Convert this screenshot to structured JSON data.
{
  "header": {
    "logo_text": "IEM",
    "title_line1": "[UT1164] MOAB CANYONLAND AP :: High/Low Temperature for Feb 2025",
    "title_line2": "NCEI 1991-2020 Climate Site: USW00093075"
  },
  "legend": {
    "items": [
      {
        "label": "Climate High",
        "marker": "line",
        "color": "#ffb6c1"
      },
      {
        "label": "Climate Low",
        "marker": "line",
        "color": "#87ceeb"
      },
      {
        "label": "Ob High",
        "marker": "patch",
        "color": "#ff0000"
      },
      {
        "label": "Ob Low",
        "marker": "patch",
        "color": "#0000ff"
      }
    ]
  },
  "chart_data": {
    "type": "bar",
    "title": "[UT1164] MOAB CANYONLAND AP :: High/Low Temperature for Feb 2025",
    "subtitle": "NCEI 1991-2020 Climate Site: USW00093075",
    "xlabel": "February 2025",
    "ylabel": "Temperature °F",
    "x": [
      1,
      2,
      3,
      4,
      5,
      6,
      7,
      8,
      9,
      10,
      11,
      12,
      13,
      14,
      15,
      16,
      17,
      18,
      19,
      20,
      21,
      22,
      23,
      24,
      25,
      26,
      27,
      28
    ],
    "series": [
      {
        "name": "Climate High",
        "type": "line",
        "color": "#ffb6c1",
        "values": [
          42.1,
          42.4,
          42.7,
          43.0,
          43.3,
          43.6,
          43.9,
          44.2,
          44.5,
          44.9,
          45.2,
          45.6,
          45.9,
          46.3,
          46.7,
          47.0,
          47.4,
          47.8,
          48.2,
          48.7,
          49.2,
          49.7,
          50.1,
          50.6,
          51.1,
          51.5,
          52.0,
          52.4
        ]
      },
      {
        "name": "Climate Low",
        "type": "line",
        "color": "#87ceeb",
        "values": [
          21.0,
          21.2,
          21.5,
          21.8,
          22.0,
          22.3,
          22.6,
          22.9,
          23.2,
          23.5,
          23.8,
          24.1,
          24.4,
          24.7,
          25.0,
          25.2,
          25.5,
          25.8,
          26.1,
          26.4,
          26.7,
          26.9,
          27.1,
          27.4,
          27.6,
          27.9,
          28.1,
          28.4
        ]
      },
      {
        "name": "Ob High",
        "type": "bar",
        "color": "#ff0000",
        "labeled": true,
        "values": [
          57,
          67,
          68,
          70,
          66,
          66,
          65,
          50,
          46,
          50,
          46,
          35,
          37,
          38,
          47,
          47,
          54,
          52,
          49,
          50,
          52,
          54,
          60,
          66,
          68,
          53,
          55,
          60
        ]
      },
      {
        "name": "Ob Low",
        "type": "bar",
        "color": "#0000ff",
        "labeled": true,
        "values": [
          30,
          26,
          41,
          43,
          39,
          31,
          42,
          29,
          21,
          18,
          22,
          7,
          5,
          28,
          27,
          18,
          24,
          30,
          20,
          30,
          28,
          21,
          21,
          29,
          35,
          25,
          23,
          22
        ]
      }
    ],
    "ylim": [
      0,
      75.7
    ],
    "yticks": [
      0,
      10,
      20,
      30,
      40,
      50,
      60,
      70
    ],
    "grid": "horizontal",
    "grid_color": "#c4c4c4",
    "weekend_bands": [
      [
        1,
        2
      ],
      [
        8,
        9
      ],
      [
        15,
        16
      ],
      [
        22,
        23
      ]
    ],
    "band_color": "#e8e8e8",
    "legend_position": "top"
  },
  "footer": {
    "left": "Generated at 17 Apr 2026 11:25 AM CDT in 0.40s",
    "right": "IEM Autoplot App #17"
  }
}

————————

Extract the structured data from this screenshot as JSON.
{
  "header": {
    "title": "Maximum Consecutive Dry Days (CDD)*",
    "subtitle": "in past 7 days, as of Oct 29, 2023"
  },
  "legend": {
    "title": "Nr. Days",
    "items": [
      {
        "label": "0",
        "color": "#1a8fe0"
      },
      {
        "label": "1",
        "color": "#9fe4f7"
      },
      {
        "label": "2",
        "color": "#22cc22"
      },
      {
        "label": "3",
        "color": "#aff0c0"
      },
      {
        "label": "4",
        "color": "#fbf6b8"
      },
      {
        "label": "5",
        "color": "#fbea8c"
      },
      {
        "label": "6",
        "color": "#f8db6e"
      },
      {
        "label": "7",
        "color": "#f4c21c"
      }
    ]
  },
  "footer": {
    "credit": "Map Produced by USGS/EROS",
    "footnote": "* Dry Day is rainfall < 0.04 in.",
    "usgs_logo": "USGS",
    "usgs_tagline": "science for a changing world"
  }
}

————————

Directions for this task: Using the material above, work out how many lines contain the string "CANYONLAND". Give that number alone.

Response below: 2